◆ **Data for the task**
────────────────────────────────────────
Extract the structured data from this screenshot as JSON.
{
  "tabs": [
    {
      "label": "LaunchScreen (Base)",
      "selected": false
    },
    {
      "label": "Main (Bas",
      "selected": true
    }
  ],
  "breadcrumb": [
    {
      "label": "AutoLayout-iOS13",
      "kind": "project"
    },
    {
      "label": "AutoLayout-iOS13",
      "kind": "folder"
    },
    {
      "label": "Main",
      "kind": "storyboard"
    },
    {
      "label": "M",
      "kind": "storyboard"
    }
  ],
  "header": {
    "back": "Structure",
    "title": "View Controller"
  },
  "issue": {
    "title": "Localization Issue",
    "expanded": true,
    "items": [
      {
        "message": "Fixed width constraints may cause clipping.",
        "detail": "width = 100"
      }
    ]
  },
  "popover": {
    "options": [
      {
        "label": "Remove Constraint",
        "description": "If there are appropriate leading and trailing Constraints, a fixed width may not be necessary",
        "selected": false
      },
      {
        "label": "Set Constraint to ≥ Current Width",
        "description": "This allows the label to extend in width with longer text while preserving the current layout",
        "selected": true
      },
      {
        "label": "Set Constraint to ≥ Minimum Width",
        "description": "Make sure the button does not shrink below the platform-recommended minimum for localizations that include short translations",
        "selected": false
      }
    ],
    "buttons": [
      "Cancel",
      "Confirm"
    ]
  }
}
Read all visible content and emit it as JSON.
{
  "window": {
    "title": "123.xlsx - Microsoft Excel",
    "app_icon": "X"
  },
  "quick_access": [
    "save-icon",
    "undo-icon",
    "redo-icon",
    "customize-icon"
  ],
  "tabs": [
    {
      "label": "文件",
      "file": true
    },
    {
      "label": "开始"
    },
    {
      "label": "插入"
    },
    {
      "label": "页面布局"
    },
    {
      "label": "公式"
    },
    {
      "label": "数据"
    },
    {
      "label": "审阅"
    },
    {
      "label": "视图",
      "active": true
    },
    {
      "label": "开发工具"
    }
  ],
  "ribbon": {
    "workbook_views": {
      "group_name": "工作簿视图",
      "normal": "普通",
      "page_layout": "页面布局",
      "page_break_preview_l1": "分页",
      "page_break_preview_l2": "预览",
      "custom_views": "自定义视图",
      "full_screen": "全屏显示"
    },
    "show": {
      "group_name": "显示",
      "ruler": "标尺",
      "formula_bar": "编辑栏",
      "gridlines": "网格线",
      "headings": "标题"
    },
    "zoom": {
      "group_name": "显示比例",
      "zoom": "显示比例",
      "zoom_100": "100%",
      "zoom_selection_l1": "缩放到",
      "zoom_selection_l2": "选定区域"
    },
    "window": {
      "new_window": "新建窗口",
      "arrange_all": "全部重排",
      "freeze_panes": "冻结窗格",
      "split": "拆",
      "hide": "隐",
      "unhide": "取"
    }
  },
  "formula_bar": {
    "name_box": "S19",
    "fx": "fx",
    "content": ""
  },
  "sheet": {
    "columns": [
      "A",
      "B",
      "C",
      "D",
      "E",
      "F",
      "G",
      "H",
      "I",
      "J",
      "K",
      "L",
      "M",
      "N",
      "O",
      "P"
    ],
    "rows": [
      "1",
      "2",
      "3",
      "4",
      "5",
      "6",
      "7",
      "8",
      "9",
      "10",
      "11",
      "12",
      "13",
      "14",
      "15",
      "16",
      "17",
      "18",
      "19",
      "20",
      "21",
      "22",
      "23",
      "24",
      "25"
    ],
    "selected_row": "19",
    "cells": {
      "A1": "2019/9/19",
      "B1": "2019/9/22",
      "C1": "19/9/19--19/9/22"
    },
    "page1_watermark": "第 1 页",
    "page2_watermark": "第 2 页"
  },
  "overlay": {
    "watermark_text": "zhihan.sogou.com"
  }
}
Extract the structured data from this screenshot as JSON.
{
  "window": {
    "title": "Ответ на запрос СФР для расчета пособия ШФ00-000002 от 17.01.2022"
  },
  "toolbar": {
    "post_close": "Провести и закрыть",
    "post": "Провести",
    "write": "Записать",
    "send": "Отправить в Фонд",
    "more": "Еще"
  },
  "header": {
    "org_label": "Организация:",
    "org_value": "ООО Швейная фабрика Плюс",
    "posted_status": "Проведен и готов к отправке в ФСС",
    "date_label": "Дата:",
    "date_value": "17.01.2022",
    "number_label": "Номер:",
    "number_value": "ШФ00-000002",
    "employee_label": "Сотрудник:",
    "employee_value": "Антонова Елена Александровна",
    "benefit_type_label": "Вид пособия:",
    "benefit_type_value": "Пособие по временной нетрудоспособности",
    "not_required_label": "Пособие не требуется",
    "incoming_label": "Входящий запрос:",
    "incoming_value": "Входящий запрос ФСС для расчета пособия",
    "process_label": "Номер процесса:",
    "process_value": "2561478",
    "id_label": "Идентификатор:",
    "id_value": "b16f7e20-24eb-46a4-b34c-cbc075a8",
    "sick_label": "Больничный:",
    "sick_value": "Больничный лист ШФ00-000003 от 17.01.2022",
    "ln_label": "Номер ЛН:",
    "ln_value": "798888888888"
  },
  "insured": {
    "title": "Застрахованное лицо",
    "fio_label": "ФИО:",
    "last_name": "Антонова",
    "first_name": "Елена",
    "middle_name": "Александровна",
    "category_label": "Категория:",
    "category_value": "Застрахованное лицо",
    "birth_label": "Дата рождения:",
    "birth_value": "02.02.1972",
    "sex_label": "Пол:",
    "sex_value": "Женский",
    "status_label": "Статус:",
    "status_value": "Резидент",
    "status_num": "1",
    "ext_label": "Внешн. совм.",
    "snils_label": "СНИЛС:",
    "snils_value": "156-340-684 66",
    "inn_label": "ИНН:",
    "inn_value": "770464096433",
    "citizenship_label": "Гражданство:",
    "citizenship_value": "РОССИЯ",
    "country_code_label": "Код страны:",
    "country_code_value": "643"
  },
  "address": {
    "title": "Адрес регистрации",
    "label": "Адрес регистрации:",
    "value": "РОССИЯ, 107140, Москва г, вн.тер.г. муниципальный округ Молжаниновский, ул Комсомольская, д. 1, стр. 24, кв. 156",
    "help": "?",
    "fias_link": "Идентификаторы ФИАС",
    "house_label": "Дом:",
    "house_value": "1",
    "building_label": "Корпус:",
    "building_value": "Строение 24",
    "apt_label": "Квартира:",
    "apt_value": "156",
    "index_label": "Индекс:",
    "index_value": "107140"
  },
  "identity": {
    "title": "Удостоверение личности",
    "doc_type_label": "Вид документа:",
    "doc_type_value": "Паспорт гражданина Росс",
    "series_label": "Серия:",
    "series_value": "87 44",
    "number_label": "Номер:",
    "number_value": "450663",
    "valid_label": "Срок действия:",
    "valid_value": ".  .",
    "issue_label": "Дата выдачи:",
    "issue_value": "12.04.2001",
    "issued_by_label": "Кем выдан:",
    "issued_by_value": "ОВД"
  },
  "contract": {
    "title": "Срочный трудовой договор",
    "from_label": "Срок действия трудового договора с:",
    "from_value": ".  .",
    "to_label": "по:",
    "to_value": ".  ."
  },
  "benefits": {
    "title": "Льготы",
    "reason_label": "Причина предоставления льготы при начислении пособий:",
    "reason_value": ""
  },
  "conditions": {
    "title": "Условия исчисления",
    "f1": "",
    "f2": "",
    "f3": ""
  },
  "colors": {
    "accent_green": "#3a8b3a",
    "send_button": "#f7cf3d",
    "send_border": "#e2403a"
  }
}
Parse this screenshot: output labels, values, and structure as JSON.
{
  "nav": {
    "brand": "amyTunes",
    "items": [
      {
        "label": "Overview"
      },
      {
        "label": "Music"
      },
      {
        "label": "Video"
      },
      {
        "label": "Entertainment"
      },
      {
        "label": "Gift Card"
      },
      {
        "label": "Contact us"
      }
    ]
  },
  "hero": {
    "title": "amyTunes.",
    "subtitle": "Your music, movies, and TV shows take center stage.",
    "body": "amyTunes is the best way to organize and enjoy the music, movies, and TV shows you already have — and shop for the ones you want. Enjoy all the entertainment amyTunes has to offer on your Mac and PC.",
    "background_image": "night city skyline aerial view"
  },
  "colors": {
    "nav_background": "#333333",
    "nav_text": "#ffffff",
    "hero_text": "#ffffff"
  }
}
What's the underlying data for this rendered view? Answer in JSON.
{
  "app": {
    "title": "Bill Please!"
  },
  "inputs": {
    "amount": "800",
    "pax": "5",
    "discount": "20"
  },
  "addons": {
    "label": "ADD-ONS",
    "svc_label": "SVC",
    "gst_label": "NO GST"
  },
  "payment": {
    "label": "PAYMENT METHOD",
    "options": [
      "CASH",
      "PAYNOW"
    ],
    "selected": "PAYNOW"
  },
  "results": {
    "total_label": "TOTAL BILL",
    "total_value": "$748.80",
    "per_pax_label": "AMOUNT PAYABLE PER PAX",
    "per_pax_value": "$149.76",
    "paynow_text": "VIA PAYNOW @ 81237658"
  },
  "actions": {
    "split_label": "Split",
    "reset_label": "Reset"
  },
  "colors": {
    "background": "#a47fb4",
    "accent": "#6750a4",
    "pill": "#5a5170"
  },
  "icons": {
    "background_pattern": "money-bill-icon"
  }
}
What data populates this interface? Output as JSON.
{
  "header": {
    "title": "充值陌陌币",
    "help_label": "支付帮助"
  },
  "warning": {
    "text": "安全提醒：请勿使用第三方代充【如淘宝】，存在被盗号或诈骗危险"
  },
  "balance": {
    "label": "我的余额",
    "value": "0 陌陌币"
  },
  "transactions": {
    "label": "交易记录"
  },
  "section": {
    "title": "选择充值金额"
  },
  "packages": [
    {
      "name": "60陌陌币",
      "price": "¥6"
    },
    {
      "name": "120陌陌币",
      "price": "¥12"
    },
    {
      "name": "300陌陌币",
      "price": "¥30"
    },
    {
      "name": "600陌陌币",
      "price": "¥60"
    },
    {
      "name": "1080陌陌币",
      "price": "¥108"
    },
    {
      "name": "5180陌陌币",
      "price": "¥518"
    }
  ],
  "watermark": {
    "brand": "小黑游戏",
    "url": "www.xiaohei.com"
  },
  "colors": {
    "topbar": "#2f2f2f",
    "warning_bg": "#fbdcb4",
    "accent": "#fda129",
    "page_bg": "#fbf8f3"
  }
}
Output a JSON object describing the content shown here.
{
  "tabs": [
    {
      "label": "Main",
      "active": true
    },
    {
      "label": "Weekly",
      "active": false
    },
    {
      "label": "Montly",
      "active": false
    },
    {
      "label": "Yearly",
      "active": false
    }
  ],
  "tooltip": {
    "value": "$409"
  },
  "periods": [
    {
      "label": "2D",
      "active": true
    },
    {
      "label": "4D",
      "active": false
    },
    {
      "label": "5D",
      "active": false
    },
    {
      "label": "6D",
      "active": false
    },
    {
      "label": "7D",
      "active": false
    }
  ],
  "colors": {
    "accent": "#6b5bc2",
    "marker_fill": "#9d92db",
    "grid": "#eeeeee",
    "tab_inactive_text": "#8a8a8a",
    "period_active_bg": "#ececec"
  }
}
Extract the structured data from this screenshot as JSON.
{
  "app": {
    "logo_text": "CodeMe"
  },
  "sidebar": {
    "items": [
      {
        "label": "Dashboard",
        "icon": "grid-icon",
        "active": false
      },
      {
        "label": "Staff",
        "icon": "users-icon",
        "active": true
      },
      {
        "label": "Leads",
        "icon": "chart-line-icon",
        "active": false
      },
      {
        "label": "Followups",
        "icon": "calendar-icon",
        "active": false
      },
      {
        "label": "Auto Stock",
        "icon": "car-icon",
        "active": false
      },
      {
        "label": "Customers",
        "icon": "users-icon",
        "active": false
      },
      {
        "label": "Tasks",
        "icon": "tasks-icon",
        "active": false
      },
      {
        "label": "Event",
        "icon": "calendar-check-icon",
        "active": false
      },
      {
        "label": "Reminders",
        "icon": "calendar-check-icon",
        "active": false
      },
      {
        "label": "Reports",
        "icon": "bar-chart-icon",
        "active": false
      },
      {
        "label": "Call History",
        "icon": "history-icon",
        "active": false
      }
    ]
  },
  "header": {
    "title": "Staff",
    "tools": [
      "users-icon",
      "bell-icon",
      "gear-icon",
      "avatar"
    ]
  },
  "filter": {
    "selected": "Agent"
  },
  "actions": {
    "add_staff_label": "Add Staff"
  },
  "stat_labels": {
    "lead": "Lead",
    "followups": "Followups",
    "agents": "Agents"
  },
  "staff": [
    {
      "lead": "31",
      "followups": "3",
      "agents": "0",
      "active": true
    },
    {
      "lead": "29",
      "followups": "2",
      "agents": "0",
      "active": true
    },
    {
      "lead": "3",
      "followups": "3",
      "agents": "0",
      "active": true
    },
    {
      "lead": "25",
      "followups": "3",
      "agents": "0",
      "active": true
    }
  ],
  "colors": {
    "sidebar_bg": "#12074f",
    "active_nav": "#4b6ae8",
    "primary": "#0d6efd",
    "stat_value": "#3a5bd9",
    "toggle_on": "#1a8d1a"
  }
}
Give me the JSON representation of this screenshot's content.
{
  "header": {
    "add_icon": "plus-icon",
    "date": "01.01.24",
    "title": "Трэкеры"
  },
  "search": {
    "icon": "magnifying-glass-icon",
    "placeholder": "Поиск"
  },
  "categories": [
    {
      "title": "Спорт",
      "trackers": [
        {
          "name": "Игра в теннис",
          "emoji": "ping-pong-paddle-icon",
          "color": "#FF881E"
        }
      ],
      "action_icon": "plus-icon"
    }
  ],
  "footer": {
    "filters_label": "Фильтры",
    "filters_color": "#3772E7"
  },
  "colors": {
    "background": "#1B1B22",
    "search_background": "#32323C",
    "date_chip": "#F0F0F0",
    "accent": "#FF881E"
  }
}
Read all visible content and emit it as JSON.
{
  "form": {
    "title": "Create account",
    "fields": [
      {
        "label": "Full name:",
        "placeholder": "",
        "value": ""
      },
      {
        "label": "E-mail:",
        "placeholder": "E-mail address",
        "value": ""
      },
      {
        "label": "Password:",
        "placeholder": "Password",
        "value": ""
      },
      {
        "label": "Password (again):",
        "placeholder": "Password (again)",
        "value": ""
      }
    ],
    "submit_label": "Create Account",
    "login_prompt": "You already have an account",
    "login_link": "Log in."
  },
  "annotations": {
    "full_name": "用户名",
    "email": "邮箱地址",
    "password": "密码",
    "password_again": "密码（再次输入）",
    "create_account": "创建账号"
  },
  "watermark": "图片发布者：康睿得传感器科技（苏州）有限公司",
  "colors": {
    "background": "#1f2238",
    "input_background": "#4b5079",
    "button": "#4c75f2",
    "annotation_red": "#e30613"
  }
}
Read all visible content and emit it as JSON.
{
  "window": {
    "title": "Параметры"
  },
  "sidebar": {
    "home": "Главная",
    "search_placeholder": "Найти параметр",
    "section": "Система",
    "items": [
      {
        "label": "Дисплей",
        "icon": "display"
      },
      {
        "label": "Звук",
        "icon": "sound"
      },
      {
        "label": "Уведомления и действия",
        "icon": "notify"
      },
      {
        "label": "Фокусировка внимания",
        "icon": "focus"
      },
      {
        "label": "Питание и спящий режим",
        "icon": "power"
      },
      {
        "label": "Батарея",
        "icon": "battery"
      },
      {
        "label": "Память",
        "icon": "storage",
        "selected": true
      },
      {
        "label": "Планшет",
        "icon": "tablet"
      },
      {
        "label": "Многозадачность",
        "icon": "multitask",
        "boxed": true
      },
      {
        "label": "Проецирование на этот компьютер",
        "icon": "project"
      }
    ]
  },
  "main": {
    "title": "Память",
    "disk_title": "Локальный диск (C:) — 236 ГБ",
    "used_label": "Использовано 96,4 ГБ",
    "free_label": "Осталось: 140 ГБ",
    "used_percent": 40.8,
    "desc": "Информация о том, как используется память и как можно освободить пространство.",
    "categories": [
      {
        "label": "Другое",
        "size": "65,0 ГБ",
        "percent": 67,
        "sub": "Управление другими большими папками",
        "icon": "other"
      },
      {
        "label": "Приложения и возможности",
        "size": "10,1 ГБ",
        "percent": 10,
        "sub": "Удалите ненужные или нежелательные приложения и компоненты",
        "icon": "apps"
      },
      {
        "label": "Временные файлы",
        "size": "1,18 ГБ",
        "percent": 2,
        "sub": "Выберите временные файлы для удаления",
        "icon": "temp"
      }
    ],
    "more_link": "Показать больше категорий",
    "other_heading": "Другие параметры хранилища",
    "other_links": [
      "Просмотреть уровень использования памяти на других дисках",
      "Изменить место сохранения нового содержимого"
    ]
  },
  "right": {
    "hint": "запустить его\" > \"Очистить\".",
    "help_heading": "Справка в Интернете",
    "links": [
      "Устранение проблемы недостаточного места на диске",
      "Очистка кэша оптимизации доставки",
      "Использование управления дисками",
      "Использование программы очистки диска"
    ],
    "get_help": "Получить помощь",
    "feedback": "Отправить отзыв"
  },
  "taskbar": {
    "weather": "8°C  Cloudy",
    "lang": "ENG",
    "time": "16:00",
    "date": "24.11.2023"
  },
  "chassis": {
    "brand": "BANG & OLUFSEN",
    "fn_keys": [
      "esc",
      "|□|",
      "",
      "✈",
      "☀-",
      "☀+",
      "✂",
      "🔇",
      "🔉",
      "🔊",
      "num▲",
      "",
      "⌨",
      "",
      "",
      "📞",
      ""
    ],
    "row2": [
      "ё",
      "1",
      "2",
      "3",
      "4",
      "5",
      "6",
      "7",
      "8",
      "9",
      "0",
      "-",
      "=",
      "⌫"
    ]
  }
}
────────────────────────────────────────
◆ **Direction**
Show each line holding the word "Провести".

◆ **Solution**
    "post_close": "Провести и закрыть",
    "post": "Провести",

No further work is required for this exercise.